» **Exercise details**
Tally every line of the listing below that holds "b为有理数", then give the tally alone.

___ Task input ___

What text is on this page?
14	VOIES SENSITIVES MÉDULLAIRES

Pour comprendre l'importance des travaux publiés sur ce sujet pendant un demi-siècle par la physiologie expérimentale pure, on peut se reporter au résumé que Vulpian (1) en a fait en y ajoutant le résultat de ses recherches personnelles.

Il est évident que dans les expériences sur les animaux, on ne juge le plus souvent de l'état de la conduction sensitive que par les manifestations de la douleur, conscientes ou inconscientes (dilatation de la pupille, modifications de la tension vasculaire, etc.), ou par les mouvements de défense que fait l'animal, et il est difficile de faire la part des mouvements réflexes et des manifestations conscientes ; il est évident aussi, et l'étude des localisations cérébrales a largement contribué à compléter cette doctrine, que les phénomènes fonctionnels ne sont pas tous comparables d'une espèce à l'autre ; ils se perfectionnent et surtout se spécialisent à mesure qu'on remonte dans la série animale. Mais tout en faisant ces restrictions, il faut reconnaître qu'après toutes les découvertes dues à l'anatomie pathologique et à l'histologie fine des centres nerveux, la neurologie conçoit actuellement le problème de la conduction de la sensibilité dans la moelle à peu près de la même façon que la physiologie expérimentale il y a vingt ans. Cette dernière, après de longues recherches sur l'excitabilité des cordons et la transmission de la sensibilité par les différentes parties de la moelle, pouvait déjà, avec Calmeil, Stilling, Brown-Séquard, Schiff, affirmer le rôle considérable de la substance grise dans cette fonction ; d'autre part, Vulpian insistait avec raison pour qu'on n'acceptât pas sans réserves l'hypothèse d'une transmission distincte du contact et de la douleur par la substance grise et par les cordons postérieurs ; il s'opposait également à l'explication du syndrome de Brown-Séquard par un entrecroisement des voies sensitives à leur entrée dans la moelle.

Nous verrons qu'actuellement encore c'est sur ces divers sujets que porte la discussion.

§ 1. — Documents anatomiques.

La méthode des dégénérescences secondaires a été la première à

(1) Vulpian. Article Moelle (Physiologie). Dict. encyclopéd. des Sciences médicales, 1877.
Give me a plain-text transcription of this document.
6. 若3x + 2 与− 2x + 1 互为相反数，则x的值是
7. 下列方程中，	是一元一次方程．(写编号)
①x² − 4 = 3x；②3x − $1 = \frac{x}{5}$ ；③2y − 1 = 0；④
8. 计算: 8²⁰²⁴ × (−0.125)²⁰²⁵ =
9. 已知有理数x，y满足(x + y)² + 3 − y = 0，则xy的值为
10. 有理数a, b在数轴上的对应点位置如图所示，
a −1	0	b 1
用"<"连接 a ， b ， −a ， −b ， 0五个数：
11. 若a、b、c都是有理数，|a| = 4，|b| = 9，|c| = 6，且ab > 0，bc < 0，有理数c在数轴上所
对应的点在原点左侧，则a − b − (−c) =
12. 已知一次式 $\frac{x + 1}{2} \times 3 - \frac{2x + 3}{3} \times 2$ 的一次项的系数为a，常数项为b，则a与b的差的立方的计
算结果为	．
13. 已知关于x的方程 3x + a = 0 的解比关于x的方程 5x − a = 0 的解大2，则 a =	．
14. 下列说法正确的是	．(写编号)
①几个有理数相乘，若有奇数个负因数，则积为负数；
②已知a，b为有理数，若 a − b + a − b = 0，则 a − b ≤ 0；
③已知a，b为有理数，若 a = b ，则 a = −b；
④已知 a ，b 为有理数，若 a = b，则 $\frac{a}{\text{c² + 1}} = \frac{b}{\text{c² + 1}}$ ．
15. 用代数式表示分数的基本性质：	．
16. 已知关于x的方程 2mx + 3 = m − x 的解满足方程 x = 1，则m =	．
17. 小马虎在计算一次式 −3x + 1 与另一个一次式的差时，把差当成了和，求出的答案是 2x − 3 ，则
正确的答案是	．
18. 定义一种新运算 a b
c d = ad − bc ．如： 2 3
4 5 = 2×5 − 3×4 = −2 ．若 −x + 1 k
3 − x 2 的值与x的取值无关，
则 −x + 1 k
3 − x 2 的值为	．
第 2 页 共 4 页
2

___

» **Task answer**
2